Task set
1. In the Blackhawk thread, what diameter of drill bit does the original poster say would have made the repair simple?
2. In the entries, swap "km" for "kilometers" in the lines starting at "svg-text:1 km: 1" and ending at "svg-text:270: 270 <box>499 378 516 389</box>", and give back only those lines with nothing else changed.

— Start Text to read —

# My Blackhawk broke down!



## Bob Wright (May 10, 2006)

I was firing my old Ruger .357 Blackhawk Flat Top Saturday morning. I had run just over a hundred rounds through it when I heard the clatter of small parts falling around me. Looking at the gun, I saw the base-pin latch assembly was missing. Of all things, I found all the component parts on the floor, the screw, nut, and spring. The nut still had the threaded tip of the screw tightly threaded in place. No big deal, I thought, I keep replacement parts in my parts box at home.

Well, getting home, I cleaned up the gun and started to replace parts-No Go! The shank of the replacement screw would not pass through the hole in the frame. Comparing the old and new parts, the older part has a smaller diameter shank than the new. I tried the equal part for a Colt and it fit, but did not have the nut required. And, I didn't want to replace it with Colts parts, which are WAY higher in price than Ruger's. The $1.50 screw from Ruger is $9.50 for the Colt.

Simple fix, if I had a .110" diameter drill bit, which I didn't have. So, yesterday I took the gun, and my parts, to my gunsmith and told him of my plight. He asked me if I had a minute, which I did. In about five minutes or less, he came back with my gun fixed.

How much? I asked him. Gratis.

This gun, incidentally, I will have had fifty years in May of this year, and has had 16,000+ rounds fired through it.










This is the gun of my story.

Bob Wright


----------



## Mike Barham (Mar 30, 2006)

Gorgeous revolver, *Bob*! Glad it's up and running again. One seldom hears of Rugers breaking, but anything can happen.


----------



## Baldy (Jun 21, 2006)

I read this on the Ruger forum but for some reason I couldn't post there last night. I knew that old revolver was in good hands and that you would fix her. You need to take that gunsmith out to lunch one day Bob. Good shooting.:smt033


----------



## neophyte (Aug 13, 2007)

*fixed*

Bob Wright; sir my Single Six did the same over Thanksgiving. Right in the middle of squirrel season. I figured it was something I did. Now yours.

Just don't make stuff like they used to. 35yrs.
The lady @Ruger laughed and assured me the squirrels wouldn't care. Parts came, fixed it and the squirrels are still laughing. Maybe I'll get lucky and this one will last awhile.


----------



## TOF (Sep 7, 2006)

That's a shame Bob. Our Rugers are suposed to last untill passed down to great grandchildren at least. Sounds like you have been dealing with that Gunsmith since before you bought that gorgeous Blackhawk.

Craig, that lady at Ruger just doesn't understand how important the Squirrel hunt is to us old farts. But of cource she was correct.

After much filing and stoning, I now have my new GP100 popping all the caps. I know they are rugged but am amazed at how rough, as in inhibiting hammer fall, they are making them now days.

:smt1099


----------



## neophyte (Aug 13, 2007)

*done right*

TOFf: sir, I used 'IBOK' after cleaning and polishing my GP. What a difference. Did a little spring change. Wow factor. My shooting buddy did his without yappin at me [how to do] now we'll dress his.
From the factory they are rough; now I know and am comfortable doing just about anything with it mechanically.. We wouldn't have the knowledge had they done it right:anim_lol:


----------



## nater3 (Jan 22, 2008)

— End Text to read —
— Start Listing —

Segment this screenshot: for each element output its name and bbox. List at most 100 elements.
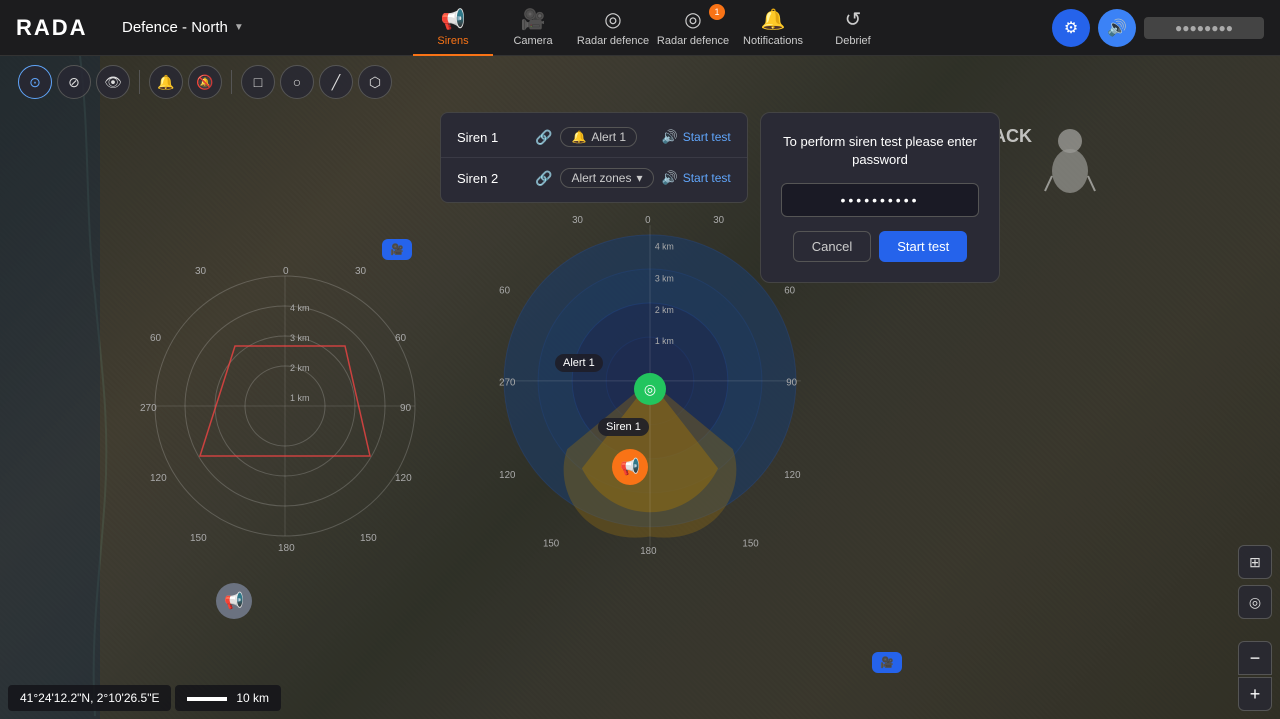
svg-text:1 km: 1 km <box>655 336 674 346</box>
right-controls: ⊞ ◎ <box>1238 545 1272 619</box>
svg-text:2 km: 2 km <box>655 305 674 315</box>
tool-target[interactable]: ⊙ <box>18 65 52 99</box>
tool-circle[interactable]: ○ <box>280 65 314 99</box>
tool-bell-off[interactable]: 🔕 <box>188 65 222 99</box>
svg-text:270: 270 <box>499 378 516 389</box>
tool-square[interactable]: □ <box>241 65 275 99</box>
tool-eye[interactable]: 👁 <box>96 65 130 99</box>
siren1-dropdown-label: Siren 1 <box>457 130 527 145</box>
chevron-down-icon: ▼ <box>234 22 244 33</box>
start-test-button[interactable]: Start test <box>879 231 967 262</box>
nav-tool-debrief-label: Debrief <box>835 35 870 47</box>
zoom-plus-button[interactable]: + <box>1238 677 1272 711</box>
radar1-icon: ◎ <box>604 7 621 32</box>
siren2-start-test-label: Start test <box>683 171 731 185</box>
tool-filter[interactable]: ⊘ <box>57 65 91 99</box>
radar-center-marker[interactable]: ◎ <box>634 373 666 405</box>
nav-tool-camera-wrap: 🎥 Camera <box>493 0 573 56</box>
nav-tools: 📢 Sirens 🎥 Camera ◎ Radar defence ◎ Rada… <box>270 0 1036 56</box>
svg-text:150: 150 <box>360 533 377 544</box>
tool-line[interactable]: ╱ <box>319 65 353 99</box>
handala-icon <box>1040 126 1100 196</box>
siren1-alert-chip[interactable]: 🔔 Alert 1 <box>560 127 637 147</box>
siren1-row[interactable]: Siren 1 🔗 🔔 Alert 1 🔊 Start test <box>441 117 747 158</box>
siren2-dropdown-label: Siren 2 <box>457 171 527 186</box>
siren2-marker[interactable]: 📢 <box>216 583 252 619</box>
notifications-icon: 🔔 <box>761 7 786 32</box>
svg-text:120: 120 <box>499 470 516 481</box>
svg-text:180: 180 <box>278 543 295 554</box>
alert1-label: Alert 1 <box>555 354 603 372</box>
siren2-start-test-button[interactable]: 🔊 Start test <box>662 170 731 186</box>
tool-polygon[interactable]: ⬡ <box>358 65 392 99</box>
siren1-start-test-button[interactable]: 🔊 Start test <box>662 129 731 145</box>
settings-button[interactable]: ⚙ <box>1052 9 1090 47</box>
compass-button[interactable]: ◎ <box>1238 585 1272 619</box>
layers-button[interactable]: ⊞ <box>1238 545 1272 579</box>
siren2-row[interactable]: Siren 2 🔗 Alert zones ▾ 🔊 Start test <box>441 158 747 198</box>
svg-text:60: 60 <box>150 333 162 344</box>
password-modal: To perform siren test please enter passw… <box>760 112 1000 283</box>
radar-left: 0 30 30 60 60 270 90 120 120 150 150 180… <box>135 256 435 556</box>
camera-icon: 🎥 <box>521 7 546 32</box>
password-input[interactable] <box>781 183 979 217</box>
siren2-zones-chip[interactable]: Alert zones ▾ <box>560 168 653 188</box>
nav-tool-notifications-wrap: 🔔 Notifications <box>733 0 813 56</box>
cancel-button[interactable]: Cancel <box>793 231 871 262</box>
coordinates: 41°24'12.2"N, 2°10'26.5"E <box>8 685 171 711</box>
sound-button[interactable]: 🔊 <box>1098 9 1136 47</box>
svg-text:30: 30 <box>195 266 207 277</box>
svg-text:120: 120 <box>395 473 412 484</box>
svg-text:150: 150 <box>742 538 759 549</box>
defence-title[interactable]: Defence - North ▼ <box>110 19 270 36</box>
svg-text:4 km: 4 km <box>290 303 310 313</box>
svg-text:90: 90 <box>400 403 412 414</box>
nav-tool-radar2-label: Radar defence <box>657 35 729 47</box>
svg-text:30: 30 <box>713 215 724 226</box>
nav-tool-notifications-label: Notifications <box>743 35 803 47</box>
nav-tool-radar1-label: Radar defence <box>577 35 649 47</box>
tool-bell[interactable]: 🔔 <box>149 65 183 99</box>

— End Listing —

Worked answers
1. A .110" diameter drill bit.

2.
svg-text:1 kilometers: 1 kilometers <box>655 336 674 346</box>
right-controls: ⊞ ◎ <box>1238 545 1272 619</box>
svg-text:2 kilometers: 2 kilometers <box>655 305 674 315</box>
tool-target[interactable]: ⊙ <box>18 65 52 99</box>
tool-circle[interactable]: ○ <box>280 65 314 99</box>
tool-bell-off[interactable]: 🔕 <box>188 65 222 99</box>
svg-text:270: 270 <box>499 378 516 389</box>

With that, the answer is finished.